> [Page transcription entries]

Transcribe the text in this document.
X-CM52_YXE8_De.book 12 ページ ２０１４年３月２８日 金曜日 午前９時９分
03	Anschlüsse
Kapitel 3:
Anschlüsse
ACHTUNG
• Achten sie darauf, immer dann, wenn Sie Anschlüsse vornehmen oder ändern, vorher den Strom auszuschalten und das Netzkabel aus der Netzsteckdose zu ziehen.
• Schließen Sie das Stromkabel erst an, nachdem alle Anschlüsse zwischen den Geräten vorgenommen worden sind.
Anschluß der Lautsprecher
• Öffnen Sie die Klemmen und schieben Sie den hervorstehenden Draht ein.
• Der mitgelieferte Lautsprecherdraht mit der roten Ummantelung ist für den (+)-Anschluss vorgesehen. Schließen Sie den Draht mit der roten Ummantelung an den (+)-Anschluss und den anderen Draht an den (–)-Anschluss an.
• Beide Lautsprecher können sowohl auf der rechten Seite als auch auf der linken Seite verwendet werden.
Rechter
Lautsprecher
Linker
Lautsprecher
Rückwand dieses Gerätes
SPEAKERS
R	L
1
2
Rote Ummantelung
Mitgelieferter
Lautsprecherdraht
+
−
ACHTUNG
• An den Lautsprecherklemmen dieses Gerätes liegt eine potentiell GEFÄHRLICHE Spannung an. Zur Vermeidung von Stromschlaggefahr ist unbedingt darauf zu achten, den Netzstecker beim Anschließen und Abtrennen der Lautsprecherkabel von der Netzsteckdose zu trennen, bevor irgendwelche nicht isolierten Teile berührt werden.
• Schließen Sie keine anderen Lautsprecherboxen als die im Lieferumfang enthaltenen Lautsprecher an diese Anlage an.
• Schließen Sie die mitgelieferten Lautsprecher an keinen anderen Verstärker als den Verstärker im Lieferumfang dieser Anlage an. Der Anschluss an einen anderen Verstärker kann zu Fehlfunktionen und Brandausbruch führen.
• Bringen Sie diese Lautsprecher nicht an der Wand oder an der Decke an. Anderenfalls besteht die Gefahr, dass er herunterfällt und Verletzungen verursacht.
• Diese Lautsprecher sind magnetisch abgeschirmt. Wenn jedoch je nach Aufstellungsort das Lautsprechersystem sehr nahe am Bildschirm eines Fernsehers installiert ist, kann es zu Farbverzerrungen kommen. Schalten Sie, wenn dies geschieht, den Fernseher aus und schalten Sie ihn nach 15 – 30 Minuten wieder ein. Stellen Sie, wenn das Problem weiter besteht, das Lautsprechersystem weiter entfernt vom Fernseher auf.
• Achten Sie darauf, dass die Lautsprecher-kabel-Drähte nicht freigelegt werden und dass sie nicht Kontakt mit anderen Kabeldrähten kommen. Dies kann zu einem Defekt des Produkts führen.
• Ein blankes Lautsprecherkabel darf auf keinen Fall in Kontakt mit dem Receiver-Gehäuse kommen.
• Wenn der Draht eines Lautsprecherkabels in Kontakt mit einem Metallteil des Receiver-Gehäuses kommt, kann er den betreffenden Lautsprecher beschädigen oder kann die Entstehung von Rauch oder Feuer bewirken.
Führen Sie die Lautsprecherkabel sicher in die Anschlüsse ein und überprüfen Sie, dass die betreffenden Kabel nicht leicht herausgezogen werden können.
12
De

> [What this task involves]
Write the entries out once more, exactly as they were given.

> [Result]
Transcribe the text in this document.
X-CM52_YXE8_De.book 12 ページ ２０１４年３月２８日 金曜日 午前９時９分
03	Anschlüsse
Kapitel 3:
Anschlüsse
ACHTUNG
• Achten sie darauf, immer dann, wenn Sie Anschlüsse vornehmen oder ändern, vorher den Strom auszuschalten und das Netzkabel aus der Netzsteckdose zu ziehen.
• Schließen Sie das Stromkabel erst an, nachdem alle Anschlüsse zwischen den Geräten vorgenommen worden sind.
Anschluß der Lautsprecher
• Öffnen Sie die Klemmen und schieben Sie den hervorstehenden Draht ein.
• Der mitgelieferte Lautsprecherdraht mit der roten Ummantelung ist für den (+)-Anschluss vorgesehen. Schließen Sie den Draht mit der roten Ummantelung an den (+)-Anschluss und den anderen Draht an den (–)-Anschluss an.
• Beide Lautsprecher können sowohl auf der rechten Seite als auch auf der linken Seite verwendet werden.
Rechter
Lautsprecher
Linker
Lautsprecher
Rückwand dieses Gerätes
SPEAKERS
R	L
1
2
Rote Ummantelung
Mitgelieferter
Lautsprecherdraht
+
−
ACHTUNG
• An den Lautsprecherklemmen dieses Gerätes liegt eine potentiell GEFÄHRLICHE Spannung an. Zur Vermeidung von Stromschlaggefahr ist unbedingt darauf zu achten, den Netzstecker beim Anschließen und Abtrennen der Lautsprecherkabel von der Netzsteckdose zu trennen, bevor irgendwelche nicht isolierten Teile berührt werden.
• Schließen Sie keine anderen Lautsprecherboxen als die im Lieferumfang enthaltenen Lautsprecher an diese Anlage an.
• Schließen Sie die mitgelieferten Lautsprecher an keinen anderen Verstärker als den Verstärker im Lieferumfang dieser Anlage an. Der Anschluss an einen anderen Verstärker kann zu Fehlfunktionen und Brandausbruch führen.
• Bringen Sie diese Lautsprecher nicht an der Wand oder an der Decke an. Anderenfalls besteht die Gefahr, dass er herunterfällt und Verletzungen verursacht.
• Diese Lautsprecher sind magnetisch abgeschirmt. Wenn jedoch je nach Aufstellungsort das Lautsprechersystem sehr nahe am Bildschirm eines Fernsehers installiert ist, kann es zu Farbverzerrungen kommen. Schalten Sie, wenn dies geschieht, den Fernseher aus und schalten Sie ihn nach 15 – 30 Minuten wieder ein. Stellen Sie, wenn das Problem weiter besteht, das Lautsprechersystem weiter entfernt vom Fernseher auf.
• Achten Sie darauf, dass die Lautsprecher-kabel-Drähte nicht freigelegt werden und dass sie nicht Kontakt mit anderen Kabeldrähten kommen. Dies kann zu einem Defekt des Produkts führen.
• Ein blankes Lautsprecherkabel darf auf keinen Fall in Kontakt mit dem Receiver-Gehäuse kommen.
• Wenn der Draht eines Lautsprecherkabels in Kontakt mit einem Metallteil des Receiver-Gehäuses kommt, kann er den betreffenden Lautsprecher beschädigen oder kann die Entstehung von Rauch oder Feuer bewirken.
Führen Sie die Lautsprecherkabel sicher in die Anschlüsse ein und überprüfen Sie, dass die betreffenden Kabel nicht leicht herausgezogen werden können.
12
De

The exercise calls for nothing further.